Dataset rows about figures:
___

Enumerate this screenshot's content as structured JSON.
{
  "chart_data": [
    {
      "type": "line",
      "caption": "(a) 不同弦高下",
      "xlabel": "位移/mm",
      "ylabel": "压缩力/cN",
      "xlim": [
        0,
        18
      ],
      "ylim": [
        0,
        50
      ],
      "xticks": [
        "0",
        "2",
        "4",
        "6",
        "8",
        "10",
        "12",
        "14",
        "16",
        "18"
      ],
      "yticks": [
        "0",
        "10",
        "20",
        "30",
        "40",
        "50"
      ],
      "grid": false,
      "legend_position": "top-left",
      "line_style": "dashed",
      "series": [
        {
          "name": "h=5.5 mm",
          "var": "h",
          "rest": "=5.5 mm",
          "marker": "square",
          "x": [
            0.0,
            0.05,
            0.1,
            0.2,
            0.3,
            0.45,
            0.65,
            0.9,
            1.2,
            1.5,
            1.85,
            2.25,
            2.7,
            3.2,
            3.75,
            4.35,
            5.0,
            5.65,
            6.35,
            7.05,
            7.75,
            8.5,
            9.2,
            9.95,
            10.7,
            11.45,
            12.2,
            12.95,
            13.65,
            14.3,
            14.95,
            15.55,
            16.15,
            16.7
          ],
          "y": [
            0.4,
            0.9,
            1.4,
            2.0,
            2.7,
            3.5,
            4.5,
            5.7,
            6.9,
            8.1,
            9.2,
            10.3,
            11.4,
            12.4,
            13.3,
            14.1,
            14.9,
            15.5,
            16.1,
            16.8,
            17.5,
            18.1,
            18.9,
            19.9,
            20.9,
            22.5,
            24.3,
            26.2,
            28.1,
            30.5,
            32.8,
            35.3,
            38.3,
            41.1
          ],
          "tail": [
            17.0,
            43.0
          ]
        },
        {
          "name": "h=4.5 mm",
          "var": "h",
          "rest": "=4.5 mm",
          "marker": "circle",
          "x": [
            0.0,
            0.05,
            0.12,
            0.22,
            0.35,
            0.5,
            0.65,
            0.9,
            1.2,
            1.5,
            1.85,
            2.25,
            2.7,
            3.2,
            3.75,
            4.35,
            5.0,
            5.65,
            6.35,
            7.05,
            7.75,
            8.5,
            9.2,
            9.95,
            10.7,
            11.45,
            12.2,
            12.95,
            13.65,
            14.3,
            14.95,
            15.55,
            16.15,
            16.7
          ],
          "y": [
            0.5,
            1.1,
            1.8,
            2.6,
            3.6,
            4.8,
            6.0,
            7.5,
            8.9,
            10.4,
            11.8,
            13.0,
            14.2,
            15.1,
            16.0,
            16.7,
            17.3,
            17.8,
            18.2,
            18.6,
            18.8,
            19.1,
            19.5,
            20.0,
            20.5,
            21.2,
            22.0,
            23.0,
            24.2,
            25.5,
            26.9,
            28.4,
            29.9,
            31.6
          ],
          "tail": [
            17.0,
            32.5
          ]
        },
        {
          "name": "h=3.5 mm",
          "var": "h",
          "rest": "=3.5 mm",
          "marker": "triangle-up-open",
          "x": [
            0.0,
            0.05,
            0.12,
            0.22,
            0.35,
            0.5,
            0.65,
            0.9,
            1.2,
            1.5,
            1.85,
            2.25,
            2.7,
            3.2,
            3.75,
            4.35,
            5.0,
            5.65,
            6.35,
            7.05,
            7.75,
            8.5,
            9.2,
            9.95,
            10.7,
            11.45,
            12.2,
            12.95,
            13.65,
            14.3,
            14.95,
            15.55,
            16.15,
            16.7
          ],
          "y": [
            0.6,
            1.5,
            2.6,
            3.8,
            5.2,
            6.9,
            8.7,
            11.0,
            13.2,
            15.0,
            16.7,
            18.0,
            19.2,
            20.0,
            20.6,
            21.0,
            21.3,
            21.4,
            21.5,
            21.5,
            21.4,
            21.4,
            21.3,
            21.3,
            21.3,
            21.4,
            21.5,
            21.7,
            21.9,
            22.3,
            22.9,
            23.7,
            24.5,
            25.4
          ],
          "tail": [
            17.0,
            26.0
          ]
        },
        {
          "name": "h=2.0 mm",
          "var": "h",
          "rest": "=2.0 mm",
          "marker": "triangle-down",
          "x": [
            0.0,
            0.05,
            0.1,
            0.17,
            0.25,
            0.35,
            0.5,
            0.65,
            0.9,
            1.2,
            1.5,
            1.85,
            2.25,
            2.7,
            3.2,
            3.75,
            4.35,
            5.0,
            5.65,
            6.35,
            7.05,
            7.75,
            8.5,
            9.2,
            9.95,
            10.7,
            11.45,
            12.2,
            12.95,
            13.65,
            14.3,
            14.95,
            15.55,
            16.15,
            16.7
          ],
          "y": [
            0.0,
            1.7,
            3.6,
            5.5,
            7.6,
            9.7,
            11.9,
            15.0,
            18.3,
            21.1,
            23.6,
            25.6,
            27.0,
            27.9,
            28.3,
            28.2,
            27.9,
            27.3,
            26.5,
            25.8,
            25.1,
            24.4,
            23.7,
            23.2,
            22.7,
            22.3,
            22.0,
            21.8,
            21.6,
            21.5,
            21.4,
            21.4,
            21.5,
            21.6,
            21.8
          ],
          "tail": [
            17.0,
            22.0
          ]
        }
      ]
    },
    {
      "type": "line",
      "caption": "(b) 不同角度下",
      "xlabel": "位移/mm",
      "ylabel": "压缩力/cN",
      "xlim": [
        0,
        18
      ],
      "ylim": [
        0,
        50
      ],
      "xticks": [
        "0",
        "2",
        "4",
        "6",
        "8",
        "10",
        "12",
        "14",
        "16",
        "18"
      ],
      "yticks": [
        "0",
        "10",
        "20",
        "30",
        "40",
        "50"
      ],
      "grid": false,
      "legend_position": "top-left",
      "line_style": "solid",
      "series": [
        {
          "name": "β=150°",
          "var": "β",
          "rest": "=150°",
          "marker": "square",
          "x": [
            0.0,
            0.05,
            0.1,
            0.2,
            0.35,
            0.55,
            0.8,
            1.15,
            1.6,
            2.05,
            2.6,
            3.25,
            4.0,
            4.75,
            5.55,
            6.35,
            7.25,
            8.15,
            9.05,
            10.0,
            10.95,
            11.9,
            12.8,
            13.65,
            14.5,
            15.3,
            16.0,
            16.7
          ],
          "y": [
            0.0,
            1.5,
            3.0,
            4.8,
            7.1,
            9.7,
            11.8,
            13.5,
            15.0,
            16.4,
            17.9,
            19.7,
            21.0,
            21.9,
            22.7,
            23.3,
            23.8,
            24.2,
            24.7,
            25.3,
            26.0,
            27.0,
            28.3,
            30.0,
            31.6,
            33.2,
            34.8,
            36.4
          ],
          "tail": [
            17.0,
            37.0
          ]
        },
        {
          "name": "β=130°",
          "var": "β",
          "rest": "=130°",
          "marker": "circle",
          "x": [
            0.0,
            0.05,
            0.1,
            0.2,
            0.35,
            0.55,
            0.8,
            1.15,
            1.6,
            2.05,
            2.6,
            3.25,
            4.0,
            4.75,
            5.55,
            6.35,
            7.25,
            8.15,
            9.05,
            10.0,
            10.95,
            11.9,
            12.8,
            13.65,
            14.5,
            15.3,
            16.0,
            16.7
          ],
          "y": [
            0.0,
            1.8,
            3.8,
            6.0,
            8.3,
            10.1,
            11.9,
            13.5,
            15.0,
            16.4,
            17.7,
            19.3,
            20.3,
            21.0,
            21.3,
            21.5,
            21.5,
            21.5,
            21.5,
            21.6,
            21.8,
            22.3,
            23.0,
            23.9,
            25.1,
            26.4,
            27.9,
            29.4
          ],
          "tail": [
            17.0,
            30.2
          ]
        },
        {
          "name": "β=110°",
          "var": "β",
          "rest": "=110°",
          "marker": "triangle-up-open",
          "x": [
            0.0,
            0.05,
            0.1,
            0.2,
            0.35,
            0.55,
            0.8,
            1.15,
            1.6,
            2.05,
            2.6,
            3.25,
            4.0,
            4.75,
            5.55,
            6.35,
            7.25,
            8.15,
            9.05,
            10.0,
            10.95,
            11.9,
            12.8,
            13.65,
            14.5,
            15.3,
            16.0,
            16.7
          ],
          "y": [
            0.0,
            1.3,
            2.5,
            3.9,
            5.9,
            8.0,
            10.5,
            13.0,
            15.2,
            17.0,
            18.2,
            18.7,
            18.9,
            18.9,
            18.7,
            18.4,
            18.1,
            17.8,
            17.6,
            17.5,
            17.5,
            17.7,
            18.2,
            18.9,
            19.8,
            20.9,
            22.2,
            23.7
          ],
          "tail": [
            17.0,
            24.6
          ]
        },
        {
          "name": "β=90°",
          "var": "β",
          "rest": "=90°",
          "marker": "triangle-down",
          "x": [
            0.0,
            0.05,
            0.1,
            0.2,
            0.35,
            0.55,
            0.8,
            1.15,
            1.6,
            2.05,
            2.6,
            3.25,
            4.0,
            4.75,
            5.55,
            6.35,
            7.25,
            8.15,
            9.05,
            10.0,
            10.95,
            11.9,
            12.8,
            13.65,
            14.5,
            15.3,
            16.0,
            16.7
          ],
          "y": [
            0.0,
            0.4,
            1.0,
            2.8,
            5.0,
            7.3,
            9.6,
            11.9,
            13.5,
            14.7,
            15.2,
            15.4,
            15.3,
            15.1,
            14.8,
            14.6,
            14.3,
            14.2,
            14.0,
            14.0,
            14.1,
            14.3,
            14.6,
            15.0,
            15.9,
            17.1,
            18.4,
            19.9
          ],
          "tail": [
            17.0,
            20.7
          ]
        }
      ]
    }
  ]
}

___

PROBLEM TO SOLVE ->
Tally the lines of the listing in which the word "rest" occurs, and state the total alone.

TASK SOLUTION ->
8